* Begin *
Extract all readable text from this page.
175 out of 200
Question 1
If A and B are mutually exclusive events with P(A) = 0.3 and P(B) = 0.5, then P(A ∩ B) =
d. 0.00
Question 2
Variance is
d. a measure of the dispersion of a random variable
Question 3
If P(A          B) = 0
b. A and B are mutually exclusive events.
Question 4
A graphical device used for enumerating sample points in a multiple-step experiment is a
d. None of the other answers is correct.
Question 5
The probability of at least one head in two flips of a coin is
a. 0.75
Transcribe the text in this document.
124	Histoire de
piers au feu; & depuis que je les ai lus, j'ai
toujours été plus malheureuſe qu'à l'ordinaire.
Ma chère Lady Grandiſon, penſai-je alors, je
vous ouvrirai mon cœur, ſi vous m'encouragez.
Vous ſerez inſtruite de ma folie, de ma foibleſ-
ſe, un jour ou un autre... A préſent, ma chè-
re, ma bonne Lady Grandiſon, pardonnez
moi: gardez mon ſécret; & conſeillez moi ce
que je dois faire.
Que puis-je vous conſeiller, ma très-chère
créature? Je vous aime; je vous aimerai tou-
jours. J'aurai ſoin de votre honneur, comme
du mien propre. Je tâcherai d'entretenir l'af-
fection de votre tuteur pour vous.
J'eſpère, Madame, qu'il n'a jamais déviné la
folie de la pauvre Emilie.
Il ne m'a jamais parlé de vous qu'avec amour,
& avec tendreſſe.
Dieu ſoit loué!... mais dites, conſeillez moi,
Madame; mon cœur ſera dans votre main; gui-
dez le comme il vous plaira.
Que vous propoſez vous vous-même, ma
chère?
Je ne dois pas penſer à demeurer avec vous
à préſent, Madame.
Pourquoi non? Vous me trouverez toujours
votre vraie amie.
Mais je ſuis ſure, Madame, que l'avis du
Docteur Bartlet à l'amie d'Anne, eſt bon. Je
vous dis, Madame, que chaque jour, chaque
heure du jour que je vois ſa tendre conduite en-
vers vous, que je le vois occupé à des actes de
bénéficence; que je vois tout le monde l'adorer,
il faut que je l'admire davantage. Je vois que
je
* End *
:: EXERCISE DETAILS ::
Copy out the material above in its entirety. Every detail must match.

:: EXPECTED ANSWER ::
Extract all readable text from this page.
175 out of 200
Question 1
If A and B are mutually exclusive events with P(A) = 0.3 and P(B) = 0.5, then P(A ∩ B) =
d. 0.00
Question 2
Variance is
d. a measure of the dispersion of a random variable
Question 3
If P(A          B) = 0
b. A and B are mutually exclusive events.
Question 4
A graphical device used for enumerating sample points in a multiple-step experiment is a
d. None of the other answers is correct.
Question 5
The probability of at least one head in two flips of a coin is
a. 0.75
Transcribe the text in this document.
124	Histoire de
piers au feu; & depuis que je les ai lus, j'ai
toujours été plus malheureuſe qu'à l'ordinaire.
Ma chère Lady Grandiſon, penſai-je alors, je
vous ouvrirai mon cœur, ſi vous m'encouragez.
Vous ſerez inſtruite de ma folie, de ma foibleſ-
ſe, un jour ou un autre... A préſent, ma chè-
re, ma bonne Lady Grandiſon, pardonnez
moi: gardez mon ſécret; & conſeillez moi ce
que je dois faire.
Que puis-je vous conſeiller, ma très-chère
créature? Je vous aime; je vous aimerai tou-
jours. J'aurai ſoin de votre honneur, comme
du mien propre. Je tâcherai d'entretenir l'af-
fection de votre tuteur pour vous.
J'eſpère, Madame, qu'il n'a jamais déviné la
folie de la pauvre Emilie.
Il ne m'a jamais parlé de vous qu'avec amour,
& avec tendreſſe.
Dieu ſoit loué!... mais dites, conſeillez moi,
Madame; mon cœur ſera dans votre main; gui-
dez le comme il vous plaira.
Que vous propoſez vous vous-même, ma
chère?
Je ne dois pas penſer à demeurer avec vous
à préſent, Madame.
Pourquoi non? Vous me trouverez toujours
votre vraie amie.
Mais je ſuis ſure, Madame, que l'avis du
Docteur Bartlet à l'amie d'Anne, eſt bon. Je
vous dis, Madame, que chaque jour, chaque
heure du jour que je vois ſa tendre conduite en-
vers vous, que je le vois occupé à des actes de
bénéficence; que je vois tout le monde l'adorer,
il faut que je l'admire davantage. Je vois que
je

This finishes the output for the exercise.